▶ The problem:
Copy every line of the data that includes the string "документа".
##### Material for this exercise
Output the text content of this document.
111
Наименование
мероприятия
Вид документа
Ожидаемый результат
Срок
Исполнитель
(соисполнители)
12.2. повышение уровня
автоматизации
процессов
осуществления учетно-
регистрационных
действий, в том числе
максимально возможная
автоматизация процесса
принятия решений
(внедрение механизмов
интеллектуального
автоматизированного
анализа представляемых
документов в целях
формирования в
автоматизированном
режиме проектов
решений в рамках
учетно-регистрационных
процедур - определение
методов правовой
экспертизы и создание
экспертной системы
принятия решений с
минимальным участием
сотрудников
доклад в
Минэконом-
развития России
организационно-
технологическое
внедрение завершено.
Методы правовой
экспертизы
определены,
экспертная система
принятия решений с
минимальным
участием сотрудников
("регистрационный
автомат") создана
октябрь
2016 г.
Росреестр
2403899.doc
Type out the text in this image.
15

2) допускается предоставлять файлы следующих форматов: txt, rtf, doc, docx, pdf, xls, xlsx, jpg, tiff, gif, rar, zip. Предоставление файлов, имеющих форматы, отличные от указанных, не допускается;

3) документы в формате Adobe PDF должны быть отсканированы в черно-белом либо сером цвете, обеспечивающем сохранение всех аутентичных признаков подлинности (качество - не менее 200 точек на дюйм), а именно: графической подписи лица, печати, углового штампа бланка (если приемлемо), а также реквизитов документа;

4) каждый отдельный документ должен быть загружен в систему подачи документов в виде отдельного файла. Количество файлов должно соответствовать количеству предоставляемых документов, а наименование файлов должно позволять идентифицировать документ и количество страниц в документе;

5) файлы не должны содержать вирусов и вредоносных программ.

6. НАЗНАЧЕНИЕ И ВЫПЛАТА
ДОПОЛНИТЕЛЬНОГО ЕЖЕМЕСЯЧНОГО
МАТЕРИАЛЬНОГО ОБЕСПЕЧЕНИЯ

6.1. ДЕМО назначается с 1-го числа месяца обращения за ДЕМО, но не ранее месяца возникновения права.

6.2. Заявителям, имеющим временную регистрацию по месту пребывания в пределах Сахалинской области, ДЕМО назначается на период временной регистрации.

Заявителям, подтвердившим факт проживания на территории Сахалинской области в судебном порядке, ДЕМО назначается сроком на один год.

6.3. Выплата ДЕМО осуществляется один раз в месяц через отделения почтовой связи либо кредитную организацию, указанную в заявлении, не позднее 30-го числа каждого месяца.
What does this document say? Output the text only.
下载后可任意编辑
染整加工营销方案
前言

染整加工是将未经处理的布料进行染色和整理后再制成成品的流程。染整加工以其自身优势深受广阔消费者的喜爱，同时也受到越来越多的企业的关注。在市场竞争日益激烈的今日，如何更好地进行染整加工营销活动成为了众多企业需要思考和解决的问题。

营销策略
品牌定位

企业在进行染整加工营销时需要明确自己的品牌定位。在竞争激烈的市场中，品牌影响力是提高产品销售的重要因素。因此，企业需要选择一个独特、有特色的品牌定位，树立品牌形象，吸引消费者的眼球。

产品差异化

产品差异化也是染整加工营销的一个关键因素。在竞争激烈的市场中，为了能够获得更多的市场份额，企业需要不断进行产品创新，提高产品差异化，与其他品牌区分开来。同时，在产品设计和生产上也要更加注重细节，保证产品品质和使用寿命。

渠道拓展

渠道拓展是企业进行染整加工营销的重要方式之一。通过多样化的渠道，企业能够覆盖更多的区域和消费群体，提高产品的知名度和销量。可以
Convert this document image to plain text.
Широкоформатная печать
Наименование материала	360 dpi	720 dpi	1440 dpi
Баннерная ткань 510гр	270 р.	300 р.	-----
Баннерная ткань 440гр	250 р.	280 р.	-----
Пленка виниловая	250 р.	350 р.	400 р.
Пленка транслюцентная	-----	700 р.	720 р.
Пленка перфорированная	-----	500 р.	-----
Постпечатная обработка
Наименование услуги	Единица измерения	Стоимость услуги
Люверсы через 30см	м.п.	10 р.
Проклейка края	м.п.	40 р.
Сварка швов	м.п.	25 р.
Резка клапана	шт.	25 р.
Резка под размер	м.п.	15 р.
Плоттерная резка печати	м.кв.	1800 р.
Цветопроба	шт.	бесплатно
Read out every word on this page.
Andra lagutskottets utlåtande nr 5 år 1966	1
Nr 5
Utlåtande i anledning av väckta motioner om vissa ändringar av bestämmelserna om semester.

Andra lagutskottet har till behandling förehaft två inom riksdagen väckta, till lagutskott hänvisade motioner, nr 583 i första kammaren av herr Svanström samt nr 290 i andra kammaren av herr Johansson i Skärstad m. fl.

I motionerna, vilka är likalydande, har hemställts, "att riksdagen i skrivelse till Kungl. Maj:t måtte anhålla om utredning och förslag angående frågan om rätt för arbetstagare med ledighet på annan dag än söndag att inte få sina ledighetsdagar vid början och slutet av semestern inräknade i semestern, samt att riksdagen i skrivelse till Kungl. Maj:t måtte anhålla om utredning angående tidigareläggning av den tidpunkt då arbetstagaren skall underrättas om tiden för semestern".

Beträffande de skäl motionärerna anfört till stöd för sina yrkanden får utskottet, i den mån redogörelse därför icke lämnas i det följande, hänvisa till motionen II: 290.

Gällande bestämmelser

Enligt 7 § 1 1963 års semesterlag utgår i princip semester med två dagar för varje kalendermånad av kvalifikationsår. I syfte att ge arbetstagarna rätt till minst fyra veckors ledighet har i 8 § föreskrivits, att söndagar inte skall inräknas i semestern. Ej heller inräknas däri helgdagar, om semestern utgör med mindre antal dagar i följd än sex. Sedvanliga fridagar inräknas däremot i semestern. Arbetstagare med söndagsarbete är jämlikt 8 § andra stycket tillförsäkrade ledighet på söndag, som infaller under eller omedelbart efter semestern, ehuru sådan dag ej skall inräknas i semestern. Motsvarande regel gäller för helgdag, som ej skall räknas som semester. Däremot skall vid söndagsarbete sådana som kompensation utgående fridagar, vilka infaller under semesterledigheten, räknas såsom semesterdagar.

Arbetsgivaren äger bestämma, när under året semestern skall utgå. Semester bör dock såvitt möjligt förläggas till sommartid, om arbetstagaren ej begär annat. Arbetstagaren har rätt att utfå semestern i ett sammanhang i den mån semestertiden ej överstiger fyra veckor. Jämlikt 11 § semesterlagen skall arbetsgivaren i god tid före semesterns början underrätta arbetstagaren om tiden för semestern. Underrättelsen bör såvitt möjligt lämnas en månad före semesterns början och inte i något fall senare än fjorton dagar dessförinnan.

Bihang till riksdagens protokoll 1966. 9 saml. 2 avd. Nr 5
##########
▶ Response:
Вид документа
3) документы в формате Adobe PDF должны быть отсканированы в черно-белом либо сером цвете, обеспечивающем сохранение всех аутентичных признаков подлинности (качество - не менее 200 точек на дюйм), а именно: графической подписи лица, печати, углового штампа бланка (если приемлемо), а также реквизитов документа;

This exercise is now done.